- THE PROBLEM -
List each line holding the string "China".

- Structured figure records -
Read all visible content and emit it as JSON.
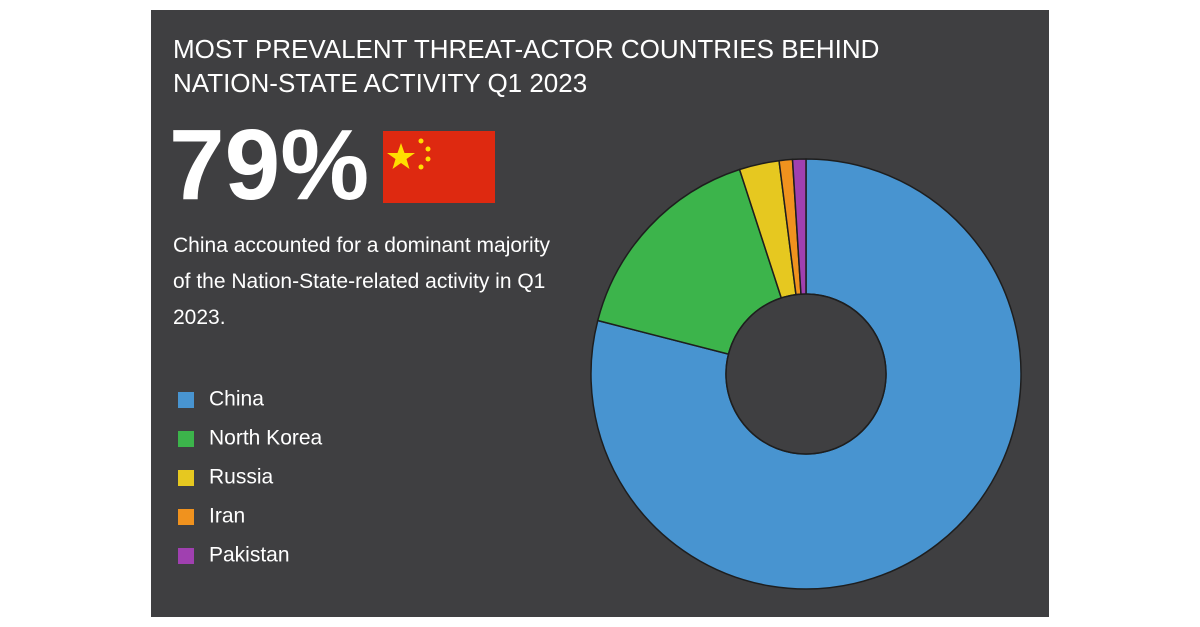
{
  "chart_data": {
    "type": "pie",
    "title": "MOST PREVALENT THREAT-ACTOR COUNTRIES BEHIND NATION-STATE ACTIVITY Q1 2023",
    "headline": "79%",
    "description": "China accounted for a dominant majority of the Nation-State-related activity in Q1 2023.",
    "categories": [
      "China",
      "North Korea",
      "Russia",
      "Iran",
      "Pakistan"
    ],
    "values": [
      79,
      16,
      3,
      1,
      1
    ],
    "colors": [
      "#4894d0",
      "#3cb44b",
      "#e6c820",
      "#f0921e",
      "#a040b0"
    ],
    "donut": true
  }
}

---

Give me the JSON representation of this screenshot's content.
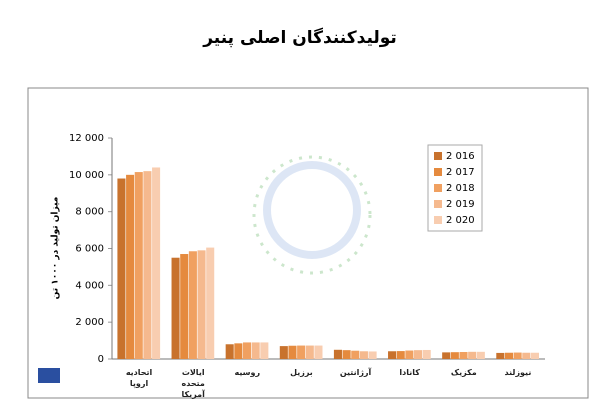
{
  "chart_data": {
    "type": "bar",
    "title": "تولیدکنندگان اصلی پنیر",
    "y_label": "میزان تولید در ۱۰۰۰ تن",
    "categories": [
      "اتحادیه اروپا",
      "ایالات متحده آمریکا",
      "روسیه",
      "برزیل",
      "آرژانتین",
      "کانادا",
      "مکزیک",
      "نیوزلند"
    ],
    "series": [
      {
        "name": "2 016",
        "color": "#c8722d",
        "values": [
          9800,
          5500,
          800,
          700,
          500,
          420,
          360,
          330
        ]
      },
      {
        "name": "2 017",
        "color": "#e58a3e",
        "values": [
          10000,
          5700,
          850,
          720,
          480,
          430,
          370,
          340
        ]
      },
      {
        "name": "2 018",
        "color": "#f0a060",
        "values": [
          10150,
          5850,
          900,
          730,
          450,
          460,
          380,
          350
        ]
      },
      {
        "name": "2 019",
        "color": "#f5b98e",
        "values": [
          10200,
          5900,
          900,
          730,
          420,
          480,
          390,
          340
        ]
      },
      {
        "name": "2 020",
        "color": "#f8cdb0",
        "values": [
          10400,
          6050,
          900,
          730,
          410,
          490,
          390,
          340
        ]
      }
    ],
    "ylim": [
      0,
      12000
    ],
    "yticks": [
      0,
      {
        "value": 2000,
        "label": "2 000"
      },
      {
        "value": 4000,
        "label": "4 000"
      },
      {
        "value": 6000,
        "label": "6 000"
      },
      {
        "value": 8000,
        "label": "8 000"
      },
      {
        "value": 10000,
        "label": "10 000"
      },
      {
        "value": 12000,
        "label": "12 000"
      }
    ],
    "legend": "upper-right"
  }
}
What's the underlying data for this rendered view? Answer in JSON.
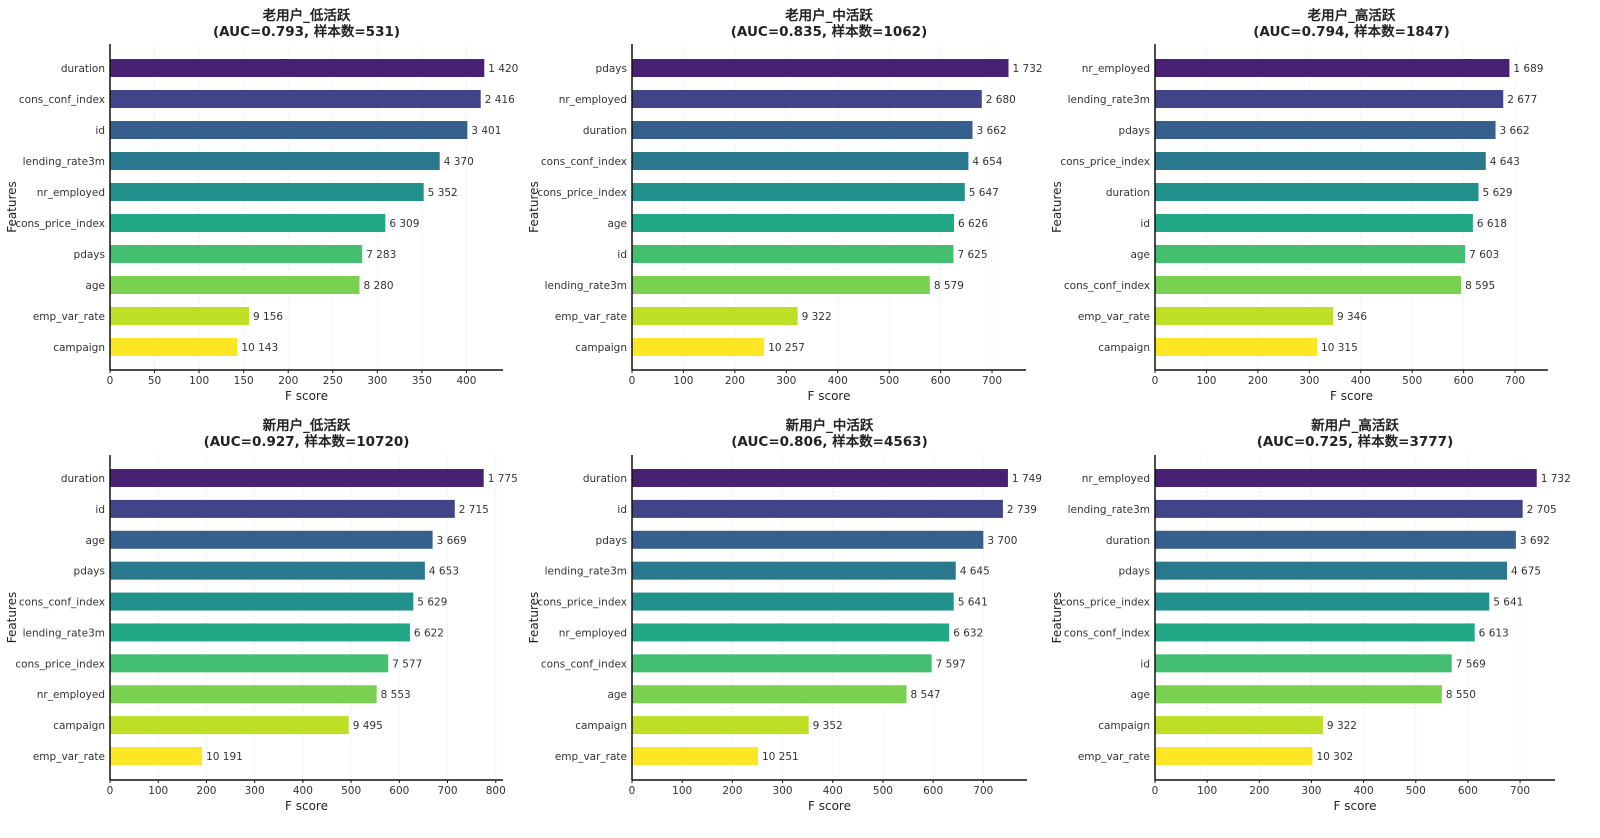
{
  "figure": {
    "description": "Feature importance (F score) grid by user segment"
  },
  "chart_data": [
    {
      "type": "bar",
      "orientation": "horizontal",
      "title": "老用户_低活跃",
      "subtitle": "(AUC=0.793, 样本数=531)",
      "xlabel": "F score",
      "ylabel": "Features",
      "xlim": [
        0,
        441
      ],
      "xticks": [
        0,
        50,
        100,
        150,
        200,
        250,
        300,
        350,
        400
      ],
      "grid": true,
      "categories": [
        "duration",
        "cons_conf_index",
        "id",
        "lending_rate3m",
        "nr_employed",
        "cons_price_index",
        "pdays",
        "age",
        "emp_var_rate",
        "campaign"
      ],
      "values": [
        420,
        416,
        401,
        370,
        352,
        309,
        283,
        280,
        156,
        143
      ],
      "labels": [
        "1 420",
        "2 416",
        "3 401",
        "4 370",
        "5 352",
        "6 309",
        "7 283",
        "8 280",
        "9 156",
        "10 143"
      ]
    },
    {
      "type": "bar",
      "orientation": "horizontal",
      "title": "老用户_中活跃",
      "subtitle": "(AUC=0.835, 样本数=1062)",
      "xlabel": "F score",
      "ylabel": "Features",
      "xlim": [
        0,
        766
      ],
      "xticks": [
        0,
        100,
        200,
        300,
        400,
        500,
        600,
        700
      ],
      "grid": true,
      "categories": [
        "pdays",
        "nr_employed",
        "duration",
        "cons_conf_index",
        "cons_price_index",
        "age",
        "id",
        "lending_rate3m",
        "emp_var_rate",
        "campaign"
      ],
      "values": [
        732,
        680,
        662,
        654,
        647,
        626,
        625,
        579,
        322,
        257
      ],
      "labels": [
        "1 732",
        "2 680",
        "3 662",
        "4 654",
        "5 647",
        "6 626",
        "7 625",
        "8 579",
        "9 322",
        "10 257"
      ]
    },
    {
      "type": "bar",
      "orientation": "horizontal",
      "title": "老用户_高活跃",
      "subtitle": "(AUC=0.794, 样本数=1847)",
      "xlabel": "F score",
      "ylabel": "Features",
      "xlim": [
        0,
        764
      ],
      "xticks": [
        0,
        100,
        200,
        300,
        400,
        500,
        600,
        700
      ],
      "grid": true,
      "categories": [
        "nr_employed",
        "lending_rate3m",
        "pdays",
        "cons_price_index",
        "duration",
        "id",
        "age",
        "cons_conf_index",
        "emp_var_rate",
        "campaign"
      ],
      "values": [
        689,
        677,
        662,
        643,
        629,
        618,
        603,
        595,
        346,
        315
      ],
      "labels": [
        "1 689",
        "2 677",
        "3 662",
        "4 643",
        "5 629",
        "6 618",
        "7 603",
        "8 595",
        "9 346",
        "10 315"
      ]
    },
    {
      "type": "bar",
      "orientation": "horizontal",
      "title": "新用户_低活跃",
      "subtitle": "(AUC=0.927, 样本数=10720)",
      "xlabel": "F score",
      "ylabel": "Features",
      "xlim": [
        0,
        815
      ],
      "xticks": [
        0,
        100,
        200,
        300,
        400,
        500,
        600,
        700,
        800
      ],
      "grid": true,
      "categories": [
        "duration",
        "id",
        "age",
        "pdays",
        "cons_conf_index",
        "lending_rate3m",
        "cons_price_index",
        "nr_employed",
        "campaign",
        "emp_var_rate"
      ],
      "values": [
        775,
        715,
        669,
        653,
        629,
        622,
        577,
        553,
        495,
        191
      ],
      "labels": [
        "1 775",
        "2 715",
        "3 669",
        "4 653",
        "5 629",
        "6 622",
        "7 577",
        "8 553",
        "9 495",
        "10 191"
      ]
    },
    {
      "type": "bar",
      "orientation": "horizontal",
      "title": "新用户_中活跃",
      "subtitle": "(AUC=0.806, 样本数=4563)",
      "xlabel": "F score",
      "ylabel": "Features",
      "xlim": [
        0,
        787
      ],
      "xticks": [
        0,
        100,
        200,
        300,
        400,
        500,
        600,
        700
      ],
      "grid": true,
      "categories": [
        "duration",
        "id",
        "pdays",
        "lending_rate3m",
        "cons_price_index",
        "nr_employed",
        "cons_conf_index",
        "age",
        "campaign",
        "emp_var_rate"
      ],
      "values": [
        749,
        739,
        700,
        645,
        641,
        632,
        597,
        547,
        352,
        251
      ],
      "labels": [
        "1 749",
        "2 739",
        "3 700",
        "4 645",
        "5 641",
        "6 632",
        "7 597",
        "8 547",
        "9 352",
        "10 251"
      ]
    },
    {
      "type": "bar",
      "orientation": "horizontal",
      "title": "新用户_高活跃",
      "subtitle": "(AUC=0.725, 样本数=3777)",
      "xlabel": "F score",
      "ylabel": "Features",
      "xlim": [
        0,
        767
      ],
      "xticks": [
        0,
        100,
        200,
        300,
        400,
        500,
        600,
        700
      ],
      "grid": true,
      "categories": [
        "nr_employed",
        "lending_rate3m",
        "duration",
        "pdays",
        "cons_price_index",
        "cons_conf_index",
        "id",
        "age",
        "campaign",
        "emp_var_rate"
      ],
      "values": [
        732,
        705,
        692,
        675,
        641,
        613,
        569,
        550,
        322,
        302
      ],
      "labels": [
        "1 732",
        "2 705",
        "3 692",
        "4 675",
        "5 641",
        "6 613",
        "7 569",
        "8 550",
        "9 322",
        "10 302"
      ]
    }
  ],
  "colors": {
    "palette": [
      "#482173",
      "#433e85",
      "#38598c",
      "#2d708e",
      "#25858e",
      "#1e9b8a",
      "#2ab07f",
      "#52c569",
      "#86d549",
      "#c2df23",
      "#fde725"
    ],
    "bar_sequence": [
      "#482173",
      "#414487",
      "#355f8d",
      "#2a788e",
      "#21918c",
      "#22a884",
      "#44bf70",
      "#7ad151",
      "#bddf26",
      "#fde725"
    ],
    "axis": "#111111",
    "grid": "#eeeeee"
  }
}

- ANSWER TO THIS PROBLEM -
    "description": "China accounted for a dominant majority of the Nation-State-related activity in Q1 2023.",
      "China",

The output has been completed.